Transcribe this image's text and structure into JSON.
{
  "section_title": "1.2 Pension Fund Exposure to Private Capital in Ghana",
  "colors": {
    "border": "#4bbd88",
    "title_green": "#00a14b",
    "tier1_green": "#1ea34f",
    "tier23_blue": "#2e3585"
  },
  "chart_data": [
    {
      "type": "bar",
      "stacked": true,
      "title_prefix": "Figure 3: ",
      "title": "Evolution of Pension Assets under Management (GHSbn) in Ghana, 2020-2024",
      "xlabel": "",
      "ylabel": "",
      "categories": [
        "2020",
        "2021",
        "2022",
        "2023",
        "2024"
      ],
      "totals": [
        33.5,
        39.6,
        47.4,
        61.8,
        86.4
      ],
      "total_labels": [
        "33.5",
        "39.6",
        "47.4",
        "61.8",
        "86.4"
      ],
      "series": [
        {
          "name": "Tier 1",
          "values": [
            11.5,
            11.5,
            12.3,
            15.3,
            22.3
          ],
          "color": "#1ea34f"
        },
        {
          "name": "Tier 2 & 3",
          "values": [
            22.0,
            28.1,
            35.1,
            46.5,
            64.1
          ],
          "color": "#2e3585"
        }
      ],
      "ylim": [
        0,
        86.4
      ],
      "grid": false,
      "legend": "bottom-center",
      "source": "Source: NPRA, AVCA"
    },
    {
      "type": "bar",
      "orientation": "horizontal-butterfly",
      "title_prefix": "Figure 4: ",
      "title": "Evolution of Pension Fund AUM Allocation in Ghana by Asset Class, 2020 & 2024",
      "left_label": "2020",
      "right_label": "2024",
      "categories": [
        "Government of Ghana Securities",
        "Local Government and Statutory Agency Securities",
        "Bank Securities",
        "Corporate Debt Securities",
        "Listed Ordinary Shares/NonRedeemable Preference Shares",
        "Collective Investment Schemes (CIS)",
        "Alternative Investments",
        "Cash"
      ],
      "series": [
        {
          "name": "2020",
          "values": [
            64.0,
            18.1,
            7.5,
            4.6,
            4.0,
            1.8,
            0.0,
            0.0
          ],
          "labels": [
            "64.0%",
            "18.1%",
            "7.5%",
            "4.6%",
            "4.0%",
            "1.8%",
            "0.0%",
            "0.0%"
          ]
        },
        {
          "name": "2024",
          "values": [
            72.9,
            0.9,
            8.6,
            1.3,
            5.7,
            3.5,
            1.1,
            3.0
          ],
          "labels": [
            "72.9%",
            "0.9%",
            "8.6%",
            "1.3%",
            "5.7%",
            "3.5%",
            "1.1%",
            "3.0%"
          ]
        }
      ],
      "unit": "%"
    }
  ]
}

○ ○ ○ ○ ○

Above are some records. Report the number of their lines that include "Figure", and add nothing else.

#### [WRITTEN RESPONSE]
2